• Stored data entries

....................

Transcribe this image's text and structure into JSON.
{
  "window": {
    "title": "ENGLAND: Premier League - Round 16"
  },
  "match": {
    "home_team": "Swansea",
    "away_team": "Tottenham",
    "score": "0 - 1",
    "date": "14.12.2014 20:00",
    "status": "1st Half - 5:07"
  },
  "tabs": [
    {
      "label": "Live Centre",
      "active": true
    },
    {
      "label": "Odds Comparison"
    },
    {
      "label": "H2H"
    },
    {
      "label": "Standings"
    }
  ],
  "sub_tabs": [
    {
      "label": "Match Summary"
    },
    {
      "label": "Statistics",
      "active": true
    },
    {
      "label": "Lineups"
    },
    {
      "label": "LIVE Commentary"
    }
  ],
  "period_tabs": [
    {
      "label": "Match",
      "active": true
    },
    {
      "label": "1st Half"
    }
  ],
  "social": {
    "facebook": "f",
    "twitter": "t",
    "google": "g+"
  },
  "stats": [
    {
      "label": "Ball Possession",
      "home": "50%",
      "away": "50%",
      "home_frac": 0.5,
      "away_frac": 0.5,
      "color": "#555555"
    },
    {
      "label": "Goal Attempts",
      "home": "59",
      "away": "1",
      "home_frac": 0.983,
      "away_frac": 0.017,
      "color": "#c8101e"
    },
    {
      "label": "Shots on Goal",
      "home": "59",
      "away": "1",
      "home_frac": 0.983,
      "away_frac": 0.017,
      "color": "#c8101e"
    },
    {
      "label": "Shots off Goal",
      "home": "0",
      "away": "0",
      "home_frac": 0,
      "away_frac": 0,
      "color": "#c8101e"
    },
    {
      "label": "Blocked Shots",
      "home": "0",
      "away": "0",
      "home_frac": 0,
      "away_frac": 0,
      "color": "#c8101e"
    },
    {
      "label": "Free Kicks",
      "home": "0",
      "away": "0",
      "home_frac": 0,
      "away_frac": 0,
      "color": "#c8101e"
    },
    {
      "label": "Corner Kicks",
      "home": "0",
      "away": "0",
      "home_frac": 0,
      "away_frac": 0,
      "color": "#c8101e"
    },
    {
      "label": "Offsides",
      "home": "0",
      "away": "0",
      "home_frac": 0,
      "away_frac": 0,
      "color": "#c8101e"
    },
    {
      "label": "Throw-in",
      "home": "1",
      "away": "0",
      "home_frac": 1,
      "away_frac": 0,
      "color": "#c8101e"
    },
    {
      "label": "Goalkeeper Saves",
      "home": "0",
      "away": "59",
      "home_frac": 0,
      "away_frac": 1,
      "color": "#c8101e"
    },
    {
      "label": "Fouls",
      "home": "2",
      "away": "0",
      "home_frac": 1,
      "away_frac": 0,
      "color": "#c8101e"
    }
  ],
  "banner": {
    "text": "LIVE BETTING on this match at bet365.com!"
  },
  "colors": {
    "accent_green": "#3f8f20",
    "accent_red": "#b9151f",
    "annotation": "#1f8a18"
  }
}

....................

• TASK DETAILS
Look through the entries above and report each line where the string "this" occurs.

• WORKED SOLUTION
Transcribe this image's text and structure into JSON.
    "text": "LIVE BETTING on this match at bet365.com!"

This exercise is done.